*RECORDS FOR THIS EXERCISE*
---*---
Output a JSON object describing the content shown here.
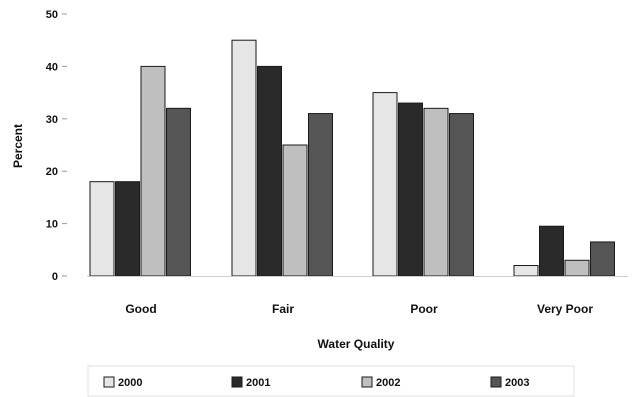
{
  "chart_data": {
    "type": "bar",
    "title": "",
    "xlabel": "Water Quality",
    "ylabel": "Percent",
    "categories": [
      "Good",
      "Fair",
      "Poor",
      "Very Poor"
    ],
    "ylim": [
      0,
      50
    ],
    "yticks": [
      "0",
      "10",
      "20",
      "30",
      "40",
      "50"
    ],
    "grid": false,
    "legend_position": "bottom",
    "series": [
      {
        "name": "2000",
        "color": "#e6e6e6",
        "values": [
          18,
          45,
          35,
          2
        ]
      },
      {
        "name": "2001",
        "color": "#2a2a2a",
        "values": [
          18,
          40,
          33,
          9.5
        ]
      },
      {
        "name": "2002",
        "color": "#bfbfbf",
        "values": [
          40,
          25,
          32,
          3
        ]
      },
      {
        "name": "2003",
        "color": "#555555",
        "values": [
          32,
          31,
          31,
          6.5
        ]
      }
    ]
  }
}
---*---
*EXERCISE DESCRIPTION*
Reproduce the entries above without change, omitting all pictures.

*RIGHT ANSWER*
Output a JSON object describing the content shown here.
{
  "chart_data": {
    "type": "bar",
    "title": "",
    "xlabel": "Water Quality",
    "ylabel": "Percent",
    "categories": [
      "Good",
      "Fair",
      "Poor",
      "Very Poor"
    ],
    "ylim": [
      0,
      50
    ],
    "yticks": [
      "0",
      "10",
      "20",
      "30",
      "40",
      "50"
    ],
    "grid": false,
    "legend_position": "bottom",
    "series": [
      {
        "name": "2000",
        "color": "#e6e6e6",
        "values": [
          18,
          45,
          35,
          2
        ]
      },
      {
        "name": "2001",
        "color": "#2a2a2a",
        "values": [
          18,
          40,
          33,
          9.5
        ]
      },
      {
        "name": "2002",
        "color": "#bfbfbf",
        "values": [
          40,
          25,
          32,
          3
        ]
      },
      {
        "name": "2003",
        "color": "#555555",
        "values": [
          32,
          31,
          31,
          6.5
        ]
      }
    ]
  }
}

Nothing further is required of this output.